Which lines contain the word "зубы"? Return each of them as written.

####

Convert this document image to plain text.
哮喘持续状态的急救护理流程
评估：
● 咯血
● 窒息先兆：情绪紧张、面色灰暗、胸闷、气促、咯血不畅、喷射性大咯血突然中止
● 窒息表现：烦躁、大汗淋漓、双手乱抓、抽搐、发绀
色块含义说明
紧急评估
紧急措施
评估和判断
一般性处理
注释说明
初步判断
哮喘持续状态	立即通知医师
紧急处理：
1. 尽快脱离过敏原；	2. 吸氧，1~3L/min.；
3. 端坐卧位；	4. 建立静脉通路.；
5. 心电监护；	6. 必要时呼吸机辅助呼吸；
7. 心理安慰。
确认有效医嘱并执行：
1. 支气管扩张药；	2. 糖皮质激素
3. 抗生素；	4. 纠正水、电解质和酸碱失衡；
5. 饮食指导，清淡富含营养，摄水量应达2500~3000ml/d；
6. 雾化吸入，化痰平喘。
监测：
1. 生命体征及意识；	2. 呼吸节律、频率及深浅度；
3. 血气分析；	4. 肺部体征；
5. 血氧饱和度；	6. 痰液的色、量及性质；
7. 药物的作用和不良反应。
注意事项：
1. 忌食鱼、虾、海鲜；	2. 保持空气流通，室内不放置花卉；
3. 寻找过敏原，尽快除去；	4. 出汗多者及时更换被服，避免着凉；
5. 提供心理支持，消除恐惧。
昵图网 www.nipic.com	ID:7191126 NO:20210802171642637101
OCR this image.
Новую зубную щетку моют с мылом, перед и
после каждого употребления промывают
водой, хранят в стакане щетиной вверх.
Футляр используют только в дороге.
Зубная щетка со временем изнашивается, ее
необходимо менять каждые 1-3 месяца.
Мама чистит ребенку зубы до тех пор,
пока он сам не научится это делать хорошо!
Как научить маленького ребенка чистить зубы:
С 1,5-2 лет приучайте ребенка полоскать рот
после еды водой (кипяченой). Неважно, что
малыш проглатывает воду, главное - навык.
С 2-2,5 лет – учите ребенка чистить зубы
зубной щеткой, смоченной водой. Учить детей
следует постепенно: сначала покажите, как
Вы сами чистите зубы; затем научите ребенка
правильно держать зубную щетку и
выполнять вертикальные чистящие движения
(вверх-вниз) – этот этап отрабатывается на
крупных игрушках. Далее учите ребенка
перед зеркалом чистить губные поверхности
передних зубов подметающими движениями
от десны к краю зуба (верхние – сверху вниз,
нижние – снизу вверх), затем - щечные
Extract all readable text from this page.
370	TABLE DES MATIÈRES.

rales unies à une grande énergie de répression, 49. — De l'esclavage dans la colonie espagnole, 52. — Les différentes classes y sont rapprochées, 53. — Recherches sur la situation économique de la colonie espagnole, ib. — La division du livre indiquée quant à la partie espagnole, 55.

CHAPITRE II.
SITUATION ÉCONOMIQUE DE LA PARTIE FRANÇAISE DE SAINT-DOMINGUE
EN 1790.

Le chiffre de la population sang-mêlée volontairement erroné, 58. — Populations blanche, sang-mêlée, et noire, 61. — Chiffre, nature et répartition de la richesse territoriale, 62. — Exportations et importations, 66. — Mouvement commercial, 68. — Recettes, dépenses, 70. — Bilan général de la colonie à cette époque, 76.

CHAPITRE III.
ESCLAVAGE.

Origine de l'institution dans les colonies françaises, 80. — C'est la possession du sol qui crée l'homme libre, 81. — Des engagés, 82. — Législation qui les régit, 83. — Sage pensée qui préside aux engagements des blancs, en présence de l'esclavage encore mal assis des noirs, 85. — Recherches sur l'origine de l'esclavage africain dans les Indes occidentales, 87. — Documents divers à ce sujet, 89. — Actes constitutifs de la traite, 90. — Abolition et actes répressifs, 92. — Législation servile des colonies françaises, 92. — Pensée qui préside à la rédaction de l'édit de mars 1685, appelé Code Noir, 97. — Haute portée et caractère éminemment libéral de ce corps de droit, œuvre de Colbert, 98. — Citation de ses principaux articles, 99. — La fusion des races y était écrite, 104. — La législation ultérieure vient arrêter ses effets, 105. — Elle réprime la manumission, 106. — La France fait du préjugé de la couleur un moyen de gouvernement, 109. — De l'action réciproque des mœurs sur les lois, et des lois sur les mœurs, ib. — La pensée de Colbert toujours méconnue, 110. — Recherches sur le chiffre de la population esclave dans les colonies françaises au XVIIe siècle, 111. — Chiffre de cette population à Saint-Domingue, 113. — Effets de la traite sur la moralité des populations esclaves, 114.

####

### COMPLETED TASK
Мама чистит ребенку зубы до тех пор,
Как научить маленького ребенка чистить зубы:
С 2-2,5 лет – учите ребенка чистить зубы
Вы сами чистите зубы; затем научите ребенка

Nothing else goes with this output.